** Element boundary records **
━━━━━━━━━━

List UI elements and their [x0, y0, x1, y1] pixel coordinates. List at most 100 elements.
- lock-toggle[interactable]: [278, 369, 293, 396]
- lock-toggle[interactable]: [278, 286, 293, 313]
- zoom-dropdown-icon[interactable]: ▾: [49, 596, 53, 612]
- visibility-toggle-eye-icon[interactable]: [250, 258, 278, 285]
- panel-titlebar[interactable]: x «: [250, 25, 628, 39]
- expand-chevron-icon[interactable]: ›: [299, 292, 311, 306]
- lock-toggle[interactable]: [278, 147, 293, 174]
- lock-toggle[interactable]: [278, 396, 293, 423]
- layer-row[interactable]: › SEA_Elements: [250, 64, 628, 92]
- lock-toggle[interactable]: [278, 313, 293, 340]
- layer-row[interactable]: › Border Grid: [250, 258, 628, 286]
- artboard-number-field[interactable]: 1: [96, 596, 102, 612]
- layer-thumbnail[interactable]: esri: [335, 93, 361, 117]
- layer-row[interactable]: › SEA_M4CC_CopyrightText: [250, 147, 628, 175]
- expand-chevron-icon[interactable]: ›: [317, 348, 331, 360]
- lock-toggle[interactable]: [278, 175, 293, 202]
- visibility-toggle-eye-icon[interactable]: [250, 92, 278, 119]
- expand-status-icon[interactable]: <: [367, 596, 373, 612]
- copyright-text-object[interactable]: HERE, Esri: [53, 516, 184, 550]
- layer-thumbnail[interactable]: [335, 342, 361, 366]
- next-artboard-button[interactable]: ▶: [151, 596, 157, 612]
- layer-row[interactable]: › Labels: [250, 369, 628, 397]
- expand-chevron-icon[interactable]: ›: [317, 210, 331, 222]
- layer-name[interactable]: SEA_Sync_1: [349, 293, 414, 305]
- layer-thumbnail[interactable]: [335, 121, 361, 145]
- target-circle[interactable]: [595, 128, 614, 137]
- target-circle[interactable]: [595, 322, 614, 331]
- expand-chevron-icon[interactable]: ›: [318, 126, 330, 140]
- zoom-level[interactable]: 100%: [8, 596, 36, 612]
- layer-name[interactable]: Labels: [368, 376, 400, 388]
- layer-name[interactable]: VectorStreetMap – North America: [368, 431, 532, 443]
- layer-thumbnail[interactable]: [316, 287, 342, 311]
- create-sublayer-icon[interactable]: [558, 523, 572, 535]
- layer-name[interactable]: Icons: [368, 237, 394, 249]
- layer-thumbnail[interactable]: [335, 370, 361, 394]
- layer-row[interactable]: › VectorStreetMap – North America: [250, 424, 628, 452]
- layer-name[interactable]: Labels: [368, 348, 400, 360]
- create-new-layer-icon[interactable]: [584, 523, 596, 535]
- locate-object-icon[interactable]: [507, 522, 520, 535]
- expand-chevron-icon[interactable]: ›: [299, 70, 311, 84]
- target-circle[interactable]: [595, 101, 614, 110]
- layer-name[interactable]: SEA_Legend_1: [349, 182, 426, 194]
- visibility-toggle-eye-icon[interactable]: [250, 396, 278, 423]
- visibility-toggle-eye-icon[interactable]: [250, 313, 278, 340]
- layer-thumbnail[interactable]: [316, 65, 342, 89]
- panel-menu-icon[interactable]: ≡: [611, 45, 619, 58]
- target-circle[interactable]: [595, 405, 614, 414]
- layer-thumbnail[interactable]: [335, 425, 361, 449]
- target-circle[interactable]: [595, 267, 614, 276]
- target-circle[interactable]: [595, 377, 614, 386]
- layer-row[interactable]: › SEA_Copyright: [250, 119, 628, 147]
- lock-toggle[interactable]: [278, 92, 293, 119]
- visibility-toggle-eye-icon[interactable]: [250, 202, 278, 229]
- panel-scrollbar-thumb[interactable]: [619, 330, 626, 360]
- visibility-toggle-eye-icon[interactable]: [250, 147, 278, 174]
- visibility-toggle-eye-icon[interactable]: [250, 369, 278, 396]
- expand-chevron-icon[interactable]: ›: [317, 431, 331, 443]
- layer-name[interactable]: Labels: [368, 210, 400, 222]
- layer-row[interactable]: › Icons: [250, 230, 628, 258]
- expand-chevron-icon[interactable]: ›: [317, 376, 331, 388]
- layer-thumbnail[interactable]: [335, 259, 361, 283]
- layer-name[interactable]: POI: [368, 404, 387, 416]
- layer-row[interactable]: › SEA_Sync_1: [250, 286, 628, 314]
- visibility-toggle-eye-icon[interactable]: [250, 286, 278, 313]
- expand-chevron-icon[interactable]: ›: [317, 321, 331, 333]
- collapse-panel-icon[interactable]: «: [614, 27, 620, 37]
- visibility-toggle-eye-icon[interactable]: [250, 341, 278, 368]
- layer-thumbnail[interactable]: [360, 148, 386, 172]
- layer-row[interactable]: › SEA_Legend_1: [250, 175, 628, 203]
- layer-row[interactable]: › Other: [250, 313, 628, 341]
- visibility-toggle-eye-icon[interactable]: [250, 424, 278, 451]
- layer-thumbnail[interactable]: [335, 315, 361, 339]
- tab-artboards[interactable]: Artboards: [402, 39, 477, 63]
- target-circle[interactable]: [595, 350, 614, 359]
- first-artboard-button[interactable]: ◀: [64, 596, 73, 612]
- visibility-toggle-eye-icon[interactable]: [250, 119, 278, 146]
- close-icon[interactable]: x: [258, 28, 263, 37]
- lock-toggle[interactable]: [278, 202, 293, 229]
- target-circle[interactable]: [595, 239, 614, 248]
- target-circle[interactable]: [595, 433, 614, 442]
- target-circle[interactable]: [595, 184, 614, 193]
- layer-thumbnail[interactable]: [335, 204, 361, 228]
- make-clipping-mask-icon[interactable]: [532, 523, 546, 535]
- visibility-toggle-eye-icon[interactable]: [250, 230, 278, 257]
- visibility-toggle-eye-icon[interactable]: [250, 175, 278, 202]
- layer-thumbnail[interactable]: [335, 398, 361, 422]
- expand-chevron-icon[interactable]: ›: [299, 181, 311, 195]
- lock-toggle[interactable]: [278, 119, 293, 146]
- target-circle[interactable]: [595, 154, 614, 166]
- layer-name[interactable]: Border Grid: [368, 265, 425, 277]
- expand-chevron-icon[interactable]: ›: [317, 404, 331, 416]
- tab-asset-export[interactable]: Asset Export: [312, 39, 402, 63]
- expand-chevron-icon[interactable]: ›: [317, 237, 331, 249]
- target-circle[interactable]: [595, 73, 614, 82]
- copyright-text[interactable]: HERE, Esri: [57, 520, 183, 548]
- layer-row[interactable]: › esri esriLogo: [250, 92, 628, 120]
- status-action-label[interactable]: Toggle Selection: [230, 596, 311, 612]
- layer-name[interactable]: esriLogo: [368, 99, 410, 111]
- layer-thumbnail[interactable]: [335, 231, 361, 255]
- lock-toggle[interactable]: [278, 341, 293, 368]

━━━━━━━━━━

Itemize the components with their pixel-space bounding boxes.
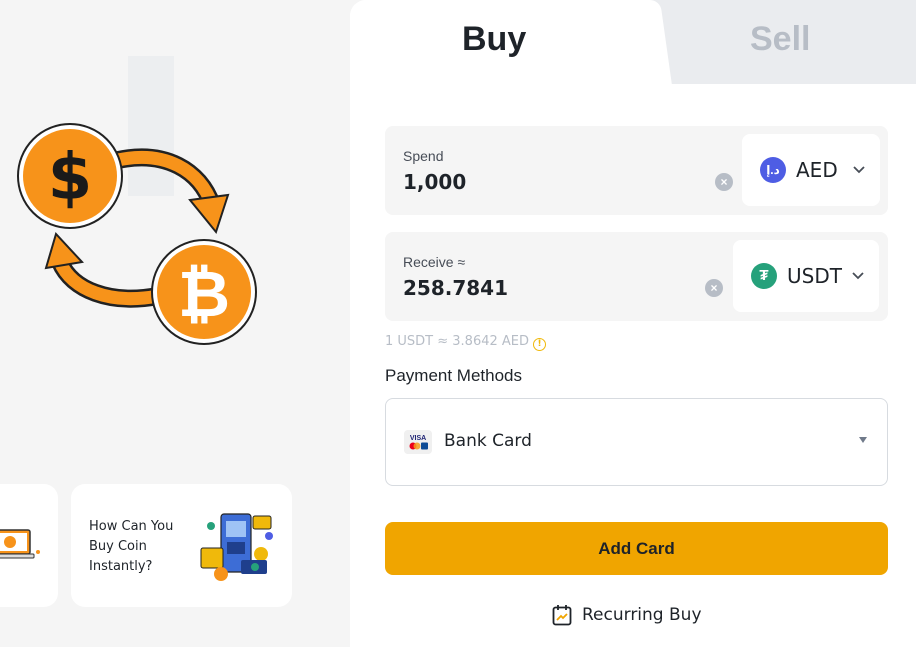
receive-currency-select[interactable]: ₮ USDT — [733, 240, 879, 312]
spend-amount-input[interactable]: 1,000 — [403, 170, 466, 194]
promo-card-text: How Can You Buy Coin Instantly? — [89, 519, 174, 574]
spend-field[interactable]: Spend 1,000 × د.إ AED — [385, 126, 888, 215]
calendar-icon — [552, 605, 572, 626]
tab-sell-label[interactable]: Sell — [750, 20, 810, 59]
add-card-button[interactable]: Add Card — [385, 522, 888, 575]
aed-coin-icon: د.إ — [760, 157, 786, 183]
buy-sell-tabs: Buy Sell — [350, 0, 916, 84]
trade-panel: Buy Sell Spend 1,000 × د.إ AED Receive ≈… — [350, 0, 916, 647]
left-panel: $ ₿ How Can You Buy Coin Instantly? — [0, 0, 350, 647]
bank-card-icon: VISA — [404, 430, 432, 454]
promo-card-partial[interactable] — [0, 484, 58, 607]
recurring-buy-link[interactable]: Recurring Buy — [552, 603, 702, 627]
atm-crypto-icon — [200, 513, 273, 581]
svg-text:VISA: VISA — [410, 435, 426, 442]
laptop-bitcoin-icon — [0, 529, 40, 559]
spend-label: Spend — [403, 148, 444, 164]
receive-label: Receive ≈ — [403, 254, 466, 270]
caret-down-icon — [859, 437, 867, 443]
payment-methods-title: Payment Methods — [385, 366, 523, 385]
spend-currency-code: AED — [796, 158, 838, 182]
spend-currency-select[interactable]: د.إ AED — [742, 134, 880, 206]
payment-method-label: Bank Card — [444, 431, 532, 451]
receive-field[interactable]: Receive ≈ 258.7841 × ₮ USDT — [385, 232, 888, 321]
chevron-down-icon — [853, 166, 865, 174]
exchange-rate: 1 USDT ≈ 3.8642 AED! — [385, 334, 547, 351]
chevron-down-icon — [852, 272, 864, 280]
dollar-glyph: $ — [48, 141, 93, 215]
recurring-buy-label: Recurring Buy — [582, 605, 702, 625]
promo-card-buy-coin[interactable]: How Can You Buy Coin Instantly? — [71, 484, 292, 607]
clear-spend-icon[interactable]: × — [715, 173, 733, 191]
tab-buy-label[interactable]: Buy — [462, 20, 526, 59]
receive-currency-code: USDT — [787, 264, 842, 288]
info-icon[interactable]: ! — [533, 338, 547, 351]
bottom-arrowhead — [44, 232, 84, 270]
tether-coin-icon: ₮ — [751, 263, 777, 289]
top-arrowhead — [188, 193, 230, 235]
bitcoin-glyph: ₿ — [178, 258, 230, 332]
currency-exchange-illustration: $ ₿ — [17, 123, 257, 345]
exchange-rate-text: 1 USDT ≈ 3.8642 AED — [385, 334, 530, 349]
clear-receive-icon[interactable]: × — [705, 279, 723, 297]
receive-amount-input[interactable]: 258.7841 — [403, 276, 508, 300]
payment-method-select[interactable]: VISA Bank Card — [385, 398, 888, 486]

━━━━━━━━━━

** Exercise brief **
Give the lines from the line with "List UI elements" to the line with "- lock-toggle[interactable]: [278, 147, 293, 174]", both included, as a JSON list of strings, one string per line and blank lines omitted.

** Written solution **
[
  "List UI elements and their [x0, y0, x1, y1] pixel coordinates. List at most 100 elements.",
  "- lock-toggle[interactable]: [278, 369, 293, 396]",
  "- lock-toggle[interactable]: [278, 286, 293, 313]",
  "- zoom-dropdown-icon[interactable]: ▾: [49, 596, 53, 612]",
  "- visibility-toggle-eye-icon[interactable]: [250, 258, 278, 285]",
  "- panel-titlebar[interactable]: x «: [250, 25, 628, 39]",
  "- expand-chevron-icon[interactable]: ›: [299, 292, 311, 306]",
  "- lock-toggle[interactable]: [278, 147, 293, 174]"
]